Print the listing below exactly.

[Data items]
════════
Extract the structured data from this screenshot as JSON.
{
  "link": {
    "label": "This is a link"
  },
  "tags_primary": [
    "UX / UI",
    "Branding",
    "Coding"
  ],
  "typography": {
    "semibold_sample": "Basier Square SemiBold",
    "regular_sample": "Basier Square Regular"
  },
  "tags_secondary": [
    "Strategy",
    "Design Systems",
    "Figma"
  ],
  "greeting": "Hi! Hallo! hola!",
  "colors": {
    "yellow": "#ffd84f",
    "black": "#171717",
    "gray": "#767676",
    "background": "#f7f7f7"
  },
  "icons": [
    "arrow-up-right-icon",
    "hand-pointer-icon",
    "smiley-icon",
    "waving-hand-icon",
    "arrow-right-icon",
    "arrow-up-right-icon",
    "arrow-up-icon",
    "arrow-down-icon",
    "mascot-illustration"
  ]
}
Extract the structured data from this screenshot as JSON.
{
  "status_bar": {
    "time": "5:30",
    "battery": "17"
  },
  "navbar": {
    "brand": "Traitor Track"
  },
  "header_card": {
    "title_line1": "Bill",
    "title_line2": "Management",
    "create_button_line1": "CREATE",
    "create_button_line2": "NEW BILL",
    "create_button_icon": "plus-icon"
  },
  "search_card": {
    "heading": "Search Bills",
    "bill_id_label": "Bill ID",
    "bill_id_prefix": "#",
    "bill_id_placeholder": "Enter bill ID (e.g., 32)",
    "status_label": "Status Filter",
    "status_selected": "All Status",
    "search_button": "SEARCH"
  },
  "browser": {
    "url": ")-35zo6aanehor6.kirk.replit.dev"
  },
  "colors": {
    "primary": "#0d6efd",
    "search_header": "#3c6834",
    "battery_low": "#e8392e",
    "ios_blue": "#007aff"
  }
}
════════
__Correct response__:
Extract the structured data from this screenshot as JSON.
{
  "link": {
    "label": "This is a link"
  },
  "tags_primary": [
    "UX / UI",
    "Branding",
    "Coding"
  ],
  "typography": {
    "semibold_sample": "Basier Square SemiBold",
    "regular_sample": "Basier Square Regular"
  },
  "tags_secondary": [
    "Strategy",
    "Design Systems",
    "Figma"
  ],
  "greeting": "Hi! Hallo! hola!",
  "colors": {
    "yellow": "#ffd84f",
    "black": "#171717",
    "gray": "#767676",
    "background": "#f7f7f7"
  },
  "icons": [
    "arrow-up-right-icon",
    "hand-pointer-icon",
    "smiley-icon",
    "waving-hand-icon",
    "arrow-right-icon",
    "arrow-up-right-icon",
    "arrow-up-icon",
    "arrow-down-icon",
    "mascot-illustration"
  ]
}
Extract the structured data from this screenshot as JSON.
{
  "status_bar": {
    "time": "5:30",
    "battery": "17"
  },
  "navbar": {
    "brand": "Traitor Track"
  },
  "header_card": {
    "title_line1": "Bill",
    "title_line2": "Management",
    "create_button_line1": "CREATE",
    "create_button_line2": "NEW BILL",
    "create_button_icon": "plus-icon"
  },
  "search_card": {
    "heading": "Search Bills",
    "bill_id_label": "Bill ID",
    "bill_id_prefix": "#",
    "bill_id_placeholder": "Enter bill ID (e.g., 32)",
    "status_label": "Status Filter",
    "status_selected": "All Status",
    "search_button": "SEARCH"
  },
  "browser": {
    "url": ")-35zo6aanehor6.kirk.replit.dev"
  },
  "colors": {
    "primary": "#0d6efd",
    "search_header": "#3c6834",
    "battery_low": "#e8392e",
    "ios_blue": "#007aff"
  }
}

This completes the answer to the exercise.